— Start —

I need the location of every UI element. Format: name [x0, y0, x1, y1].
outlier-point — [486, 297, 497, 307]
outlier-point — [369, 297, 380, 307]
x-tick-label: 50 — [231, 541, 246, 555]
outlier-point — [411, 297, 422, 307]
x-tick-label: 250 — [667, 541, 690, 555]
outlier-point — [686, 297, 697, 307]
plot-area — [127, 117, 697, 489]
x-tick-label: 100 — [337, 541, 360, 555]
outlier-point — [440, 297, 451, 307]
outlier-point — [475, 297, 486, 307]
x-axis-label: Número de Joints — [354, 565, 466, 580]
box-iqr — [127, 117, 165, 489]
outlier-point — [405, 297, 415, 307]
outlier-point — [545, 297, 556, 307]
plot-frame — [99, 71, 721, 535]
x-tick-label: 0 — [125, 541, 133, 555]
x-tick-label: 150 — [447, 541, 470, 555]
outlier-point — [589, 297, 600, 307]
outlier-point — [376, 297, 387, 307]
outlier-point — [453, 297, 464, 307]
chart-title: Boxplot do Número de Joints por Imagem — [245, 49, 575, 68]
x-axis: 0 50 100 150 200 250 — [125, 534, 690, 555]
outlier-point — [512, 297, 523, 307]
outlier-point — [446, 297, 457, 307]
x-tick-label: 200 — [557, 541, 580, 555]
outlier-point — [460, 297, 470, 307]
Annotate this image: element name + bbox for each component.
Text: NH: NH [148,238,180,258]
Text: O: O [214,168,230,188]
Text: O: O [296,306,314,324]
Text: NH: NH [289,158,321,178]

— End —

EXERCISE GOAL → Rewrite all the entries, swapping every "outlier-point" for "outlier-marker" and leaving everything else unchanged.

SOLUTION BELOW →
I need the location of every UI element. Format: name [x0, y0, x1, y1].
outlier-marker — [486, 297, 497, 307]
outlier-marker — [369, 297, 380, 307]
x-tick-label: 50 — [231, 541, 246, 555]
outlier-marker — [411, 297, 422, 307]
x-tick-label: 250 — [667, 541, 690, 555]
outlier-marker — [686, 297, 697, 307]
plot-area — [127, 117, 697, 489]
x-tick-label: 100 — [337, 541, 360, 555]
outlier-marker — [440, 297, 451, 307]
outlier-marker — [475, 297, 486, 307]
x-axis-label: Número de Joints — [354, 565, 466, 580]
box-iqr — [127, 117, 165, 489]
outlier-marker — [405, 297, 415, 307]
outlier-marker — [545, 297, 556, 307]
plot-frame — [99, 71, 721, 535]
x-tick-label: 0 — [125, 541, 133, 555]
x-tick-label: 150 — [447, 541, 470, 555]
outlier-marker — [589, 297, 600, 307]
outlier-marker — [376, 297, 387, 307]
outlier-marker — [453, 297, 464, 307]
chart-title: Boxplot do Número de Joints por Imagem — [245, 49, 575, 68]
x-axis: 0 50 100 150 200 250 — [125, 534, 690, 555]
outlier-marker — [512, 297, 523, 307]
outlier-marker — [446, 297, 457, 307]
x-tick-label: 200 — [557, 541, 580, 555]
outlier-marker — [460, 297, 470, 307]
Annotate this image: element name + bbox for each component.
Text: NH: NH [148,238,180,258]
Text: O: O [214,168,230,188]
Text: O: O [296,306,314,324]
Text: NH: NH [289,158,321,178]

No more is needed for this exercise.